**Aim:** Which lines in the listing below contain the string "FancyBboxPatch"? Extract each of them in full.

**Recorded information:**
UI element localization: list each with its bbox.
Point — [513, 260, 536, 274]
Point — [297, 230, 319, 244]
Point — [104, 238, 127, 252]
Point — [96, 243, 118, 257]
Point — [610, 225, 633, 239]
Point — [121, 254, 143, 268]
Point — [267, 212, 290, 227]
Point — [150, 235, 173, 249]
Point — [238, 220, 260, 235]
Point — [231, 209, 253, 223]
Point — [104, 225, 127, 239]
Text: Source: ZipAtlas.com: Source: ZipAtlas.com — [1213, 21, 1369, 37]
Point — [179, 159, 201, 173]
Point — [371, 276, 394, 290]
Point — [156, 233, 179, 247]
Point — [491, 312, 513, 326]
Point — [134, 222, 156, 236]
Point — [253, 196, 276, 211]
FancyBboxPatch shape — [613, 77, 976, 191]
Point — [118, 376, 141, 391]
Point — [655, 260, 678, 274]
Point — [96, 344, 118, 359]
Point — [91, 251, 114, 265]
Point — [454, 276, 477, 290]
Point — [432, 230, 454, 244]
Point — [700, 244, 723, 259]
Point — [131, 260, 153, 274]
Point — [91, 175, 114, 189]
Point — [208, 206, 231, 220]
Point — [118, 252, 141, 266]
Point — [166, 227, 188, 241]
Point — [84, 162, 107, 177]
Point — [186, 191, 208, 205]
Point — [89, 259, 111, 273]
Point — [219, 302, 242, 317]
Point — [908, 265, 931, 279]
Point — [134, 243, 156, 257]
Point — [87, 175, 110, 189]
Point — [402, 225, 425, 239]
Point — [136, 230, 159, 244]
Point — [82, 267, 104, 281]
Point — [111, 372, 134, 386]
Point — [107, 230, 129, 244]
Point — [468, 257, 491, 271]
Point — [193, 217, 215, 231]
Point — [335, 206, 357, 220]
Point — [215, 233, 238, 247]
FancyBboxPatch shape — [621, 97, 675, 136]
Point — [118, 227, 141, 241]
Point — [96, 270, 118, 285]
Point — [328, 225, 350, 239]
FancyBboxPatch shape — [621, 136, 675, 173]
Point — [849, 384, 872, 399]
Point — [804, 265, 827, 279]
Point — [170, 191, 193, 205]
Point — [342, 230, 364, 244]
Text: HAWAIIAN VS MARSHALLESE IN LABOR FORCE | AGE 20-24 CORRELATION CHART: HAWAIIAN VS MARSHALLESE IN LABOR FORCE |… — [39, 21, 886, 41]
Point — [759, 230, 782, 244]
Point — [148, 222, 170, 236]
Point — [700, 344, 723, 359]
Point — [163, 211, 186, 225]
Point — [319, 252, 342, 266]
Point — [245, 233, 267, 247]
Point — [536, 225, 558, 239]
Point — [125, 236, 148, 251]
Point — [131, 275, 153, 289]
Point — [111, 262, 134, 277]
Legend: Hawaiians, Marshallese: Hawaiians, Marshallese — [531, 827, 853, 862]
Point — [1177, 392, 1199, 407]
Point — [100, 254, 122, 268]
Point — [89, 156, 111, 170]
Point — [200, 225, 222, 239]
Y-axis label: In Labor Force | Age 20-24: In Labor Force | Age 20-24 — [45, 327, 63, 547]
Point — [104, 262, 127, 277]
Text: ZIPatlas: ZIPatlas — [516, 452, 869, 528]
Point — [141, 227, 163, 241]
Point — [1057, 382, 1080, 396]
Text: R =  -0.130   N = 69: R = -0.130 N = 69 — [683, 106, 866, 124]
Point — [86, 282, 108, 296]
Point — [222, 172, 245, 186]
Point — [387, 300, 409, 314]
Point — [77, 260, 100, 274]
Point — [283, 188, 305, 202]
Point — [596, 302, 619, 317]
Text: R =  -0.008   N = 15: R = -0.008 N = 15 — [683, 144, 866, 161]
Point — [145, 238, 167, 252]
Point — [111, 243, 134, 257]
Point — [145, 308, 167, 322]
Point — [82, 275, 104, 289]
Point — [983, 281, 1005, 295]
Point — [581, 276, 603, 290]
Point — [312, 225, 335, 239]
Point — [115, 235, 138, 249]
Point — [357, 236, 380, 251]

**Exercise response:**
FancyBboxPatch shape — [613, 77, 976, 191]
FancyBboxPatch shape — [621, 97, 675, 136]
FancyBboxPatch shape — [621, 136, 675, 173]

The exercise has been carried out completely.